Below, find each line holding "this" and state how many there are, using the number alone.

──────── The data ────────

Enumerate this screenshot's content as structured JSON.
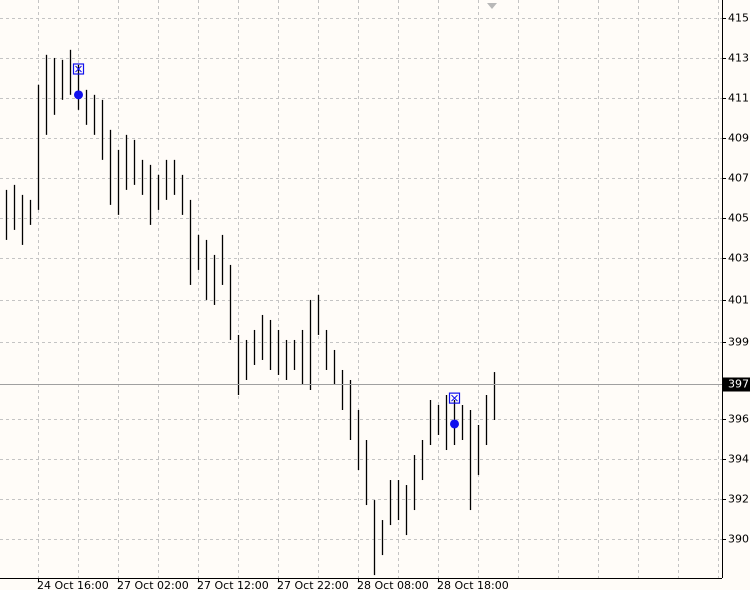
{
  "chart_data": {
    "type": "hl_bars",
    "categories": [
      null,
      null,
      null,
      null,
      "24 Oct 16:00",
      null,
      null,
      null,
      null,
      null,
      null,
      null,
      null,
      null,
      "27 Oct 02:00",
      null,
      null,
      null,
      null,
      null,
      null,
      null,
      null,
      null,
      "27 Oct 12:00",
      null,
      null,
      null,
      null,
      null,
      null,
      null,
      null,
      null,
      "27 Oct 22:00",
      null,
      null,
      null,
      null,
      null,
      null,
      null,
      null,
      null,
      "28 Oct 08:00",
      null,
      null,
      null,
      null,
      null,
      null,
      null,
      null,
      null,
      "28 Oct 18:00",
      null,
      null,
      null,
      null,
      null,
      null,
      null
    ],
    "high": [
      406.75,
      406.99,
      406.51,
      406.27,
      411.79,
      413.23,
      413.08,
      412.99,
      413.47,
      412.75,
      411.55,
      411.31,
      411.07,
      409.63,
      408.67,
      409.39,
      409.15,
      408.19,
      407.95,
      407.47,
      408.19,
      408.19,
      407.47,
      406.27,
      404.59,
      404.35,
      403.63,
      404.59,
      403.15,
      399.79,
      399.55,
      400.03,
      400.75,
      400.51,
      400.03,
      399.55,
      399.55,
      400.03,
      401.47,
      401.71,
      400.03,
      399.07,
      398.11,
      397.63,
      396.19,
      394.75,
      391.87,
      390.91,
      392.83,
      392.83,
      392.59,
      394.03,
      394.75,
      396.67,
      396.43,
      396.91,
      396.67,
      396.43,
      396.19,
      395.47,
      396.91,
      398.01
    ],
    "low": [
      404.35,
      404.83,
      404.11,
      405.07,
      405.79,
      409.39,
      410.35,
      411.07,
      411.31,
      410.59,
      409.87,
      409.39,
      408.19,
      406.03,
      405.55,
      406.75,
      406.99,
      406.51,
      405.07,
      405.79,
      406.27,
      406.51,
      405.55,
      402.19,
      402.91,
      401.47,
      401.23,
      402.19,
      399.55,
      396.91,
      397.63,
      398.35,
      398.59,
      398.11,
      397.87,
      397.63,
      398.11,
      397.39,
      397.15,
      399.79,
      398.11,
      397.39,
      396.19,
      394.75,
      393.31,
      391.63,
      388.27,
      389.23,
      390.67,
      390.91,
      390.19,
      391.39,
      392.83,
      394.51,
      394.99,
      394.27,
      394.51,
      394.75,
      391.39,
      393.07,
      394.51,
      395.71
    ],
    "color": "#000000",
    "trades": [
      {
        "bar": 9,
        "price": 411.31,
        "flag": 412.55
      },
      {
        "bar": 56,
        "price": 395.52,
        "flag": 396.76
      }
    ],
    "trade_color": "#1010ee",
    "current_price": {
      "value": 397.45,
      "label": "397"
    },
    "ylim": [
      388.13,
      415.86
    ],
    "yticks": [
      415,
      {
        "value": 413.08,
        "label": "413"
      },
      {
        "value": 411.15,
        "label": "411"
      },
      {
        "value": 409.23,
        "label": "409"
      },
      {
        "value": 407.31,
        "label": "407"
      },
      {
        "value": 405.38,
        "label": "405"
      },
      {
        "value": 403.46,
        "label": "403"
      },
      {
        "value": 401.45,
        "label": "401"
      },
      {
        "value": 399.45,
        "label": "399"
      },
      {
        "value": 395.77,
        "label": "396"
      },
      {
        "value": 393.85,
        "label": "394"
      },
      {
        "value": 391.92,
        "label": "392"
      },
      390
    ],
    "grid": true
  }
}
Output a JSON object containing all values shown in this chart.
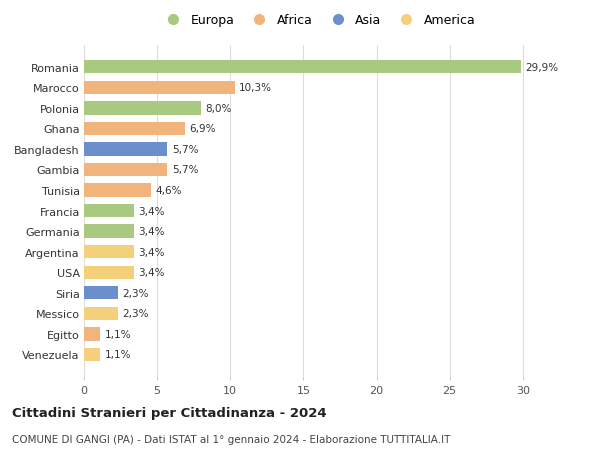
{
  "countries": [
    "Romania",
    "Marocco",
    "Polonia",
    "Ghana",
    "Bangladesh",
    "Gambia",
    "Tunisia",
    "Francia",
    "Germania",
    "Argentina",
    "USA",
    "Siria",
    "Messico",
    "Egitto",
    "Venezuela"
  ],
  "values": [
    29.9,
    10.3,
    8.0,
    6.9,
    5.7,
    5.7,
    4.6,
    3.4,
    3.4,
    3.4,
    3.4,
    2.3,
    2.3,
    1.1,
    1.1
  ],
  "labels": [
    "29,9%",
    "10,3%",
    "8,0%",
    "6,9%",
    "5,7%",
    "5,7%",
    "4,6%",
    "3,4%",
    "3,4%",
    "3,4%",
    "3,4%",
    "2,3%",
    "2,3%",
    "1,1%",
    "1,1%"
  ],
  "continents": [
    "Europa",
    "Africa",
    "Europa",
    "Africa",
    "Asia",
    "Africa",
    "Africa",
    "Europa",
    "Europa",
    "America",
    "America",
    "Asia",
    "America",
    "Africa",
    "America"
  ],
  "colors": {
    "Europa": "#a8c97f",
    "Africa": "#f0b47c",
    "Asia": "#6b8fcc",
    "America": "#f5d07a"
  },
  "legend_order": [
    "Europa",
    "Africa",
    "Asia",
    "America"
  ],
  "title": "Cittadini Stranieri per Cittadinanza - 2024",
  "subtitle": "COMUNE DI GANGI (PA) - Dati ISTAT al 1° gennaio 2024 - Elaborazione TUTTITALIA.IT",
  "xlim": [
    0,
    32
  ],
  "xticks": [
    0,
    5,
    10,
    15,
    20,
    25,
    30
  ],
  "bg_color": "#ffffff",
  "grid_color": "#dddddd",
  "bar_height": 0.65
}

────────

• The answer: 2